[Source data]
___
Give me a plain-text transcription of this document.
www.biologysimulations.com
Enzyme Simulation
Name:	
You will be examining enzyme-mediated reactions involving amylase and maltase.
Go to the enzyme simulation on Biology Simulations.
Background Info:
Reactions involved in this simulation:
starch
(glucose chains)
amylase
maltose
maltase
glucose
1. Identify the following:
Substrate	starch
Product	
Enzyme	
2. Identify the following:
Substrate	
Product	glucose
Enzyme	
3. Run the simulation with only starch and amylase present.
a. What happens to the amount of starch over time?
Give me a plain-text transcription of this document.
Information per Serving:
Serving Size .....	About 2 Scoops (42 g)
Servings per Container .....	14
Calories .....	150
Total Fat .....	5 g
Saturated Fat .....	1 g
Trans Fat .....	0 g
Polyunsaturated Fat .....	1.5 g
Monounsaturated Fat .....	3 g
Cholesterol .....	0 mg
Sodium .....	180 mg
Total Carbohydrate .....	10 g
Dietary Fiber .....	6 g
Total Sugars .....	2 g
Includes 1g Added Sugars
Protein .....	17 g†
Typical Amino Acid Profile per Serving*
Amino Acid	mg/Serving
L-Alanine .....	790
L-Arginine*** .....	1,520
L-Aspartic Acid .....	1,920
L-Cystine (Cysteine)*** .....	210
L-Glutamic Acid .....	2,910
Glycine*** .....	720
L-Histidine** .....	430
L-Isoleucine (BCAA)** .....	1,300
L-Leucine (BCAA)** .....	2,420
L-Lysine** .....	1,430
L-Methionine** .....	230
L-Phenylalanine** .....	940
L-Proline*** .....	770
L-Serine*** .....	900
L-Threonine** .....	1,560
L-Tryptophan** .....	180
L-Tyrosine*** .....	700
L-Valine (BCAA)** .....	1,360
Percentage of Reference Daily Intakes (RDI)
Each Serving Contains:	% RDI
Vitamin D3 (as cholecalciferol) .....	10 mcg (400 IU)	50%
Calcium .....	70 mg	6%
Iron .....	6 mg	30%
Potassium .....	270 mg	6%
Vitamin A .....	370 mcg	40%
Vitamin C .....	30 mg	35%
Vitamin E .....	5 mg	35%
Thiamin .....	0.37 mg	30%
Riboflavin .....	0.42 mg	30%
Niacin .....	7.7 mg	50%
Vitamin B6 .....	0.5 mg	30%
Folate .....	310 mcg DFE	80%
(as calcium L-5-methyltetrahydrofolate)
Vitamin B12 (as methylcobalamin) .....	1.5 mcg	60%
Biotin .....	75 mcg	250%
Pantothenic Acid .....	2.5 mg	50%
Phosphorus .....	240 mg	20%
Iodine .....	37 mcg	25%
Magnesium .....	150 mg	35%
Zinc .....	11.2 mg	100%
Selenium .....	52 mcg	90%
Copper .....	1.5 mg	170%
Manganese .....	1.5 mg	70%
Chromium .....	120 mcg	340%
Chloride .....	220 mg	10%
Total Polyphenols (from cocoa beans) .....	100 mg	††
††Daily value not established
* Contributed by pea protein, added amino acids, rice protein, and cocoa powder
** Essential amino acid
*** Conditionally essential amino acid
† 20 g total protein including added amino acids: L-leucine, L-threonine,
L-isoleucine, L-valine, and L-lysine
___
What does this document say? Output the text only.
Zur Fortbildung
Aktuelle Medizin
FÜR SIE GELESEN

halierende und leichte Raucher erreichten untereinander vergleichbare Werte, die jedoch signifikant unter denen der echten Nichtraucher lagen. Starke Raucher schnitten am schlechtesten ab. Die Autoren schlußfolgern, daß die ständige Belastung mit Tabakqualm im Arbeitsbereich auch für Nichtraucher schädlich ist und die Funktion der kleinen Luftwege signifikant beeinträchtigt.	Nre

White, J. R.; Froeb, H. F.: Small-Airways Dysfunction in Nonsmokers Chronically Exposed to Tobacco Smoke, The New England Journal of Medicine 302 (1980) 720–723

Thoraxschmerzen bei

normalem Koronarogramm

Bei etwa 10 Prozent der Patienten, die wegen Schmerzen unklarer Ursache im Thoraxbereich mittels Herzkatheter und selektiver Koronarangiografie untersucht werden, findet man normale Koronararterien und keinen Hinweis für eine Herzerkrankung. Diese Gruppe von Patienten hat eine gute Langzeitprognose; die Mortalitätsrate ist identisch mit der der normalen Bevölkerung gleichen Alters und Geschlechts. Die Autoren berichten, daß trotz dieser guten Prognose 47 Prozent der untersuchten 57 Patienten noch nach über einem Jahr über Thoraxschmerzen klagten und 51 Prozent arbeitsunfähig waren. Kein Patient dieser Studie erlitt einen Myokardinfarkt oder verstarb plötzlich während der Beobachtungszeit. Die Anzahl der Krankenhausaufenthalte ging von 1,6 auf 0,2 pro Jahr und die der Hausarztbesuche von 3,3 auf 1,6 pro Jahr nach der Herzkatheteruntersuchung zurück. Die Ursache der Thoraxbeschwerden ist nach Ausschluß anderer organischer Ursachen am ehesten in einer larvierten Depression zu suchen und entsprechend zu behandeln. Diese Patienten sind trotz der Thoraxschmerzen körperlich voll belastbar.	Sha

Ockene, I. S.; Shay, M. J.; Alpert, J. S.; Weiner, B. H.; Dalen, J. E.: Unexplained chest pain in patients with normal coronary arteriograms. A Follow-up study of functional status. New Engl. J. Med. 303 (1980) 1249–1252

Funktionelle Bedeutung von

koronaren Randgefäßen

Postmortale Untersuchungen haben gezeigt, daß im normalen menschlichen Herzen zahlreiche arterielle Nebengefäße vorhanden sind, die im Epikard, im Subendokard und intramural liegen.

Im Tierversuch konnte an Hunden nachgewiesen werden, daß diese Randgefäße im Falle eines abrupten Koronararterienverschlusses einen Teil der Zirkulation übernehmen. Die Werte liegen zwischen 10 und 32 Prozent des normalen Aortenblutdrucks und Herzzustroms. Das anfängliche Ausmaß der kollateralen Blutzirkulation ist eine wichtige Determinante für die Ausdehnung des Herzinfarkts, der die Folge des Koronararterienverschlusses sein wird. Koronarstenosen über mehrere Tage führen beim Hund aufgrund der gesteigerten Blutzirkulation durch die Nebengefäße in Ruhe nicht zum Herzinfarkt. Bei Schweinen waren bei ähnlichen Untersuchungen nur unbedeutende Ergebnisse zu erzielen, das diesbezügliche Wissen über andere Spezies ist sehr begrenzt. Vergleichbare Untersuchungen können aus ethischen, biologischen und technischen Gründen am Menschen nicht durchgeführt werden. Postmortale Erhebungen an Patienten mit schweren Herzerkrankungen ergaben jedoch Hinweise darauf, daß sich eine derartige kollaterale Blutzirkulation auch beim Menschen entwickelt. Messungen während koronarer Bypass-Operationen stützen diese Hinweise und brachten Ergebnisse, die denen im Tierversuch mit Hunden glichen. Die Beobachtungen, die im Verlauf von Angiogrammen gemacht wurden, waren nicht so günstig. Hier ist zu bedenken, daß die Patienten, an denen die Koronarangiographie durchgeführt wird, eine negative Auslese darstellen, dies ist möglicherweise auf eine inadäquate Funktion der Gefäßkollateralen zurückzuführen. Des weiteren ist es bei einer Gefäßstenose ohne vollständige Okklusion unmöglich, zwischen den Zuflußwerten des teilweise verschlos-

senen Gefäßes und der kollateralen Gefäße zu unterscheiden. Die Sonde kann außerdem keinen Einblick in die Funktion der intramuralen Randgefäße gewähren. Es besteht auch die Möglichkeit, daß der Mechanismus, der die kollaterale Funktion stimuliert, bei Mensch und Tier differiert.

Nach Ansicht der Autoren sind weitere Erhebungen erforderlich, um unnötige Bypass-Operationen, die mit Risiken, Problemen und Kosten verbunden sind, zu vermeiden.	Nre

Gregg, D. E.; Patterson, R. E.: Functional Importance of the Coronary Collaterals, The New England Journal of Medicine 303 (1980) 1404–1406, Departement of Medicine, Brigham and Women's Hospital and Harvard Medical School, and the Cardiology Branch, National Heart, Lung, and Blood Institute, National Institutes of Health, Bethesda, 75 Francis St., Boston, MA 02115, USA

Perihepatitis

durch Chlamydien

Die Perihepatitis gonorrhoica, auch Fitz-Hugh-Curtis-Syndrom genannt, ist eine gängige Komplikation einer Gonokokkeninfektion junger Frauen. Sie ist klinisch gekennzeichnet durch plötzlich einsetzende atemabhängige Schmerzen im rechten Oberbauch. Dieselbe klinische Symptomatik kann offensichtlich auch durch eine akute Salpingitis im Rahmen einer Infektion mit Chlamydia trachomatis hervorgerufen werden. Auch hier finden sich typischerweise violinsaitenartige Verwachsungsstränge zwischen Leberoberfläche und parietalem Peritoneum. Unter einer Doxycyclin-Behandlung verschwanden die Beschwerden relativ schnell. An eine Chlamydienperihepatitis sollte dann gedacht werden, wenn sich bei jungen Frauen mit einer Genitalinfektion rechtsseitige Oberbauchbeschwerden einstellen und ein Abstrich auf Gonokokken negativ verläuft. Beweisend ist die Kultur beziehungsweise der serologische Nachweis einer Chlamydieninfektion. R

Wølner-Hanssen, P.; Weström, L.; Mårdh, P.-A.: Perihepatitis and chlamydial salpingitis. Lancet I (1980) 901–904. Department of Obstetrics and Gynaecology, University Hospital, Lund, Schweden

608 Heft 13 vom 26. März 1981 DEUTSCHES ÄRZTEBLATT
___
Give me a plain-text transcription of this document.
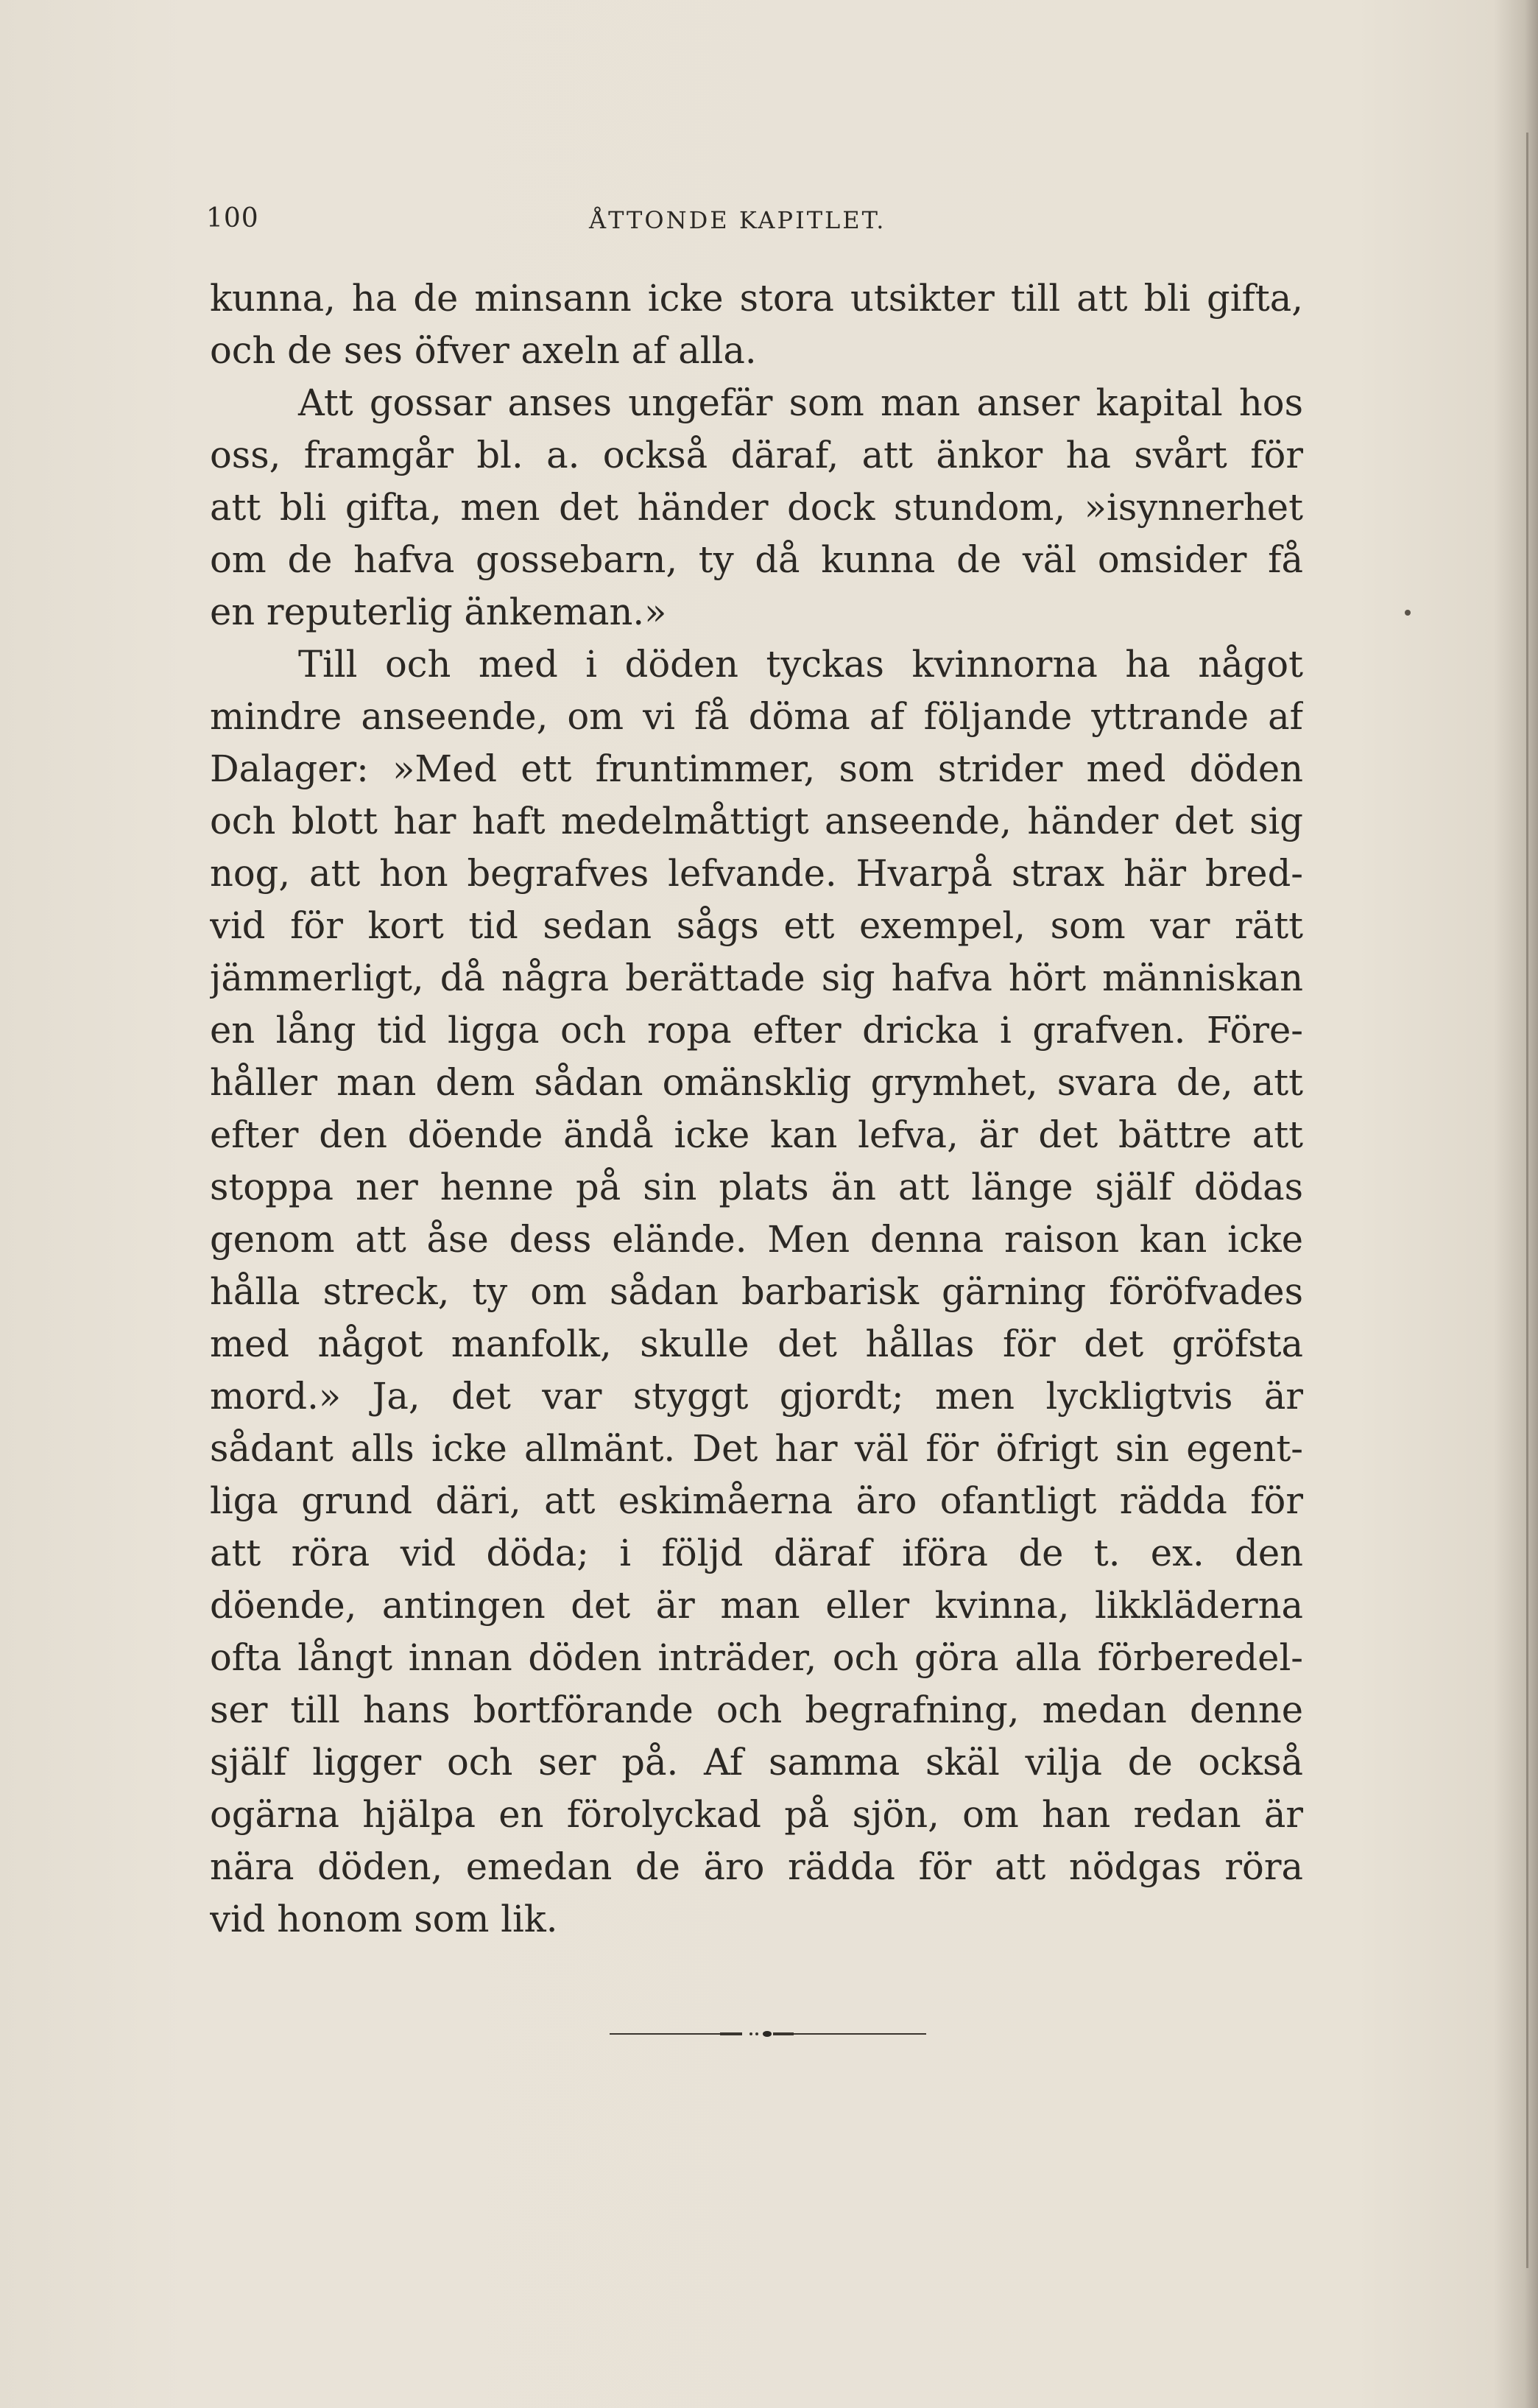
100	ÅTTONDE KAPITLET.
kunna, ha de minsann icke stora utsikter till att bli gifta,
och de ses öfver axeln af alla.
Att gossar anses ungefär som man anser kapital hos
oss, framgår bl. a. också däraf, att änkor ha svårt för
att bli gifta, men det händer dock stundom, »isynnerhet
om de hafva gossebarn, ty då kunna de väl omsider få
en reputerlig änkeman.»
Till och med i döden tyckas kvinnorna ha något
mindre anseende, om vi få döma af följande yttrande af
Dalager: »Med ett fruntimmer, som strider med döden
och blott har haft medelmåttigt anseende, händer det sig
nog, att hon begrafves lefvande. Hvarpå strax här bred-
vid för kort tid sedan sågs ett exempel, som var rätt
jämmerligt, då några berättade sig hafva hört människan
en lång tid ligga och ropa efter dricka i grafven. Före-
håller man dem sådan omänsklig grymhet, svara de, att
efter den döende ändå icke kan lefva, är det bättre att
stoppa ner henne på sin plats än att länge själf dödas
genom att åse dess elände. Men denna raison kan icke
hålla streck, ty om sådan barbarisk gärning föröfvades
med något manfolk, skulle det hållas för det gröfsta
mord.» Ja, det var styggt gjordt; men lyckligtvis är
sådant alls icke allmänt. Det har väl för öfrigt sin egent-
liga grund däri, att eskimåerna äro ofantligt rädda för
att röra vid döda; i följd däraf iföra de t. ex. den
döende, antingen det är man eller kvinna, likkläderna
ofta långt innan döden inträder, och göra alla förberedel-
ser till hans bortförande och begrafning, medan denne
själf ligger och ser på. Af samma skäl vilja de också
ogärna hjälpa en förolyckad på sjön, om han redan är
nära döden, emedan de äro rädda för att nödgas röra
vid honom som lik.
___
**DIRECTIONS FOR THIS TASK:** Go through the entries above and report every line in which the word "Identify" appears.

**EXERCISE SOLUTION:**
1. Identify the following:
2. Identify the following:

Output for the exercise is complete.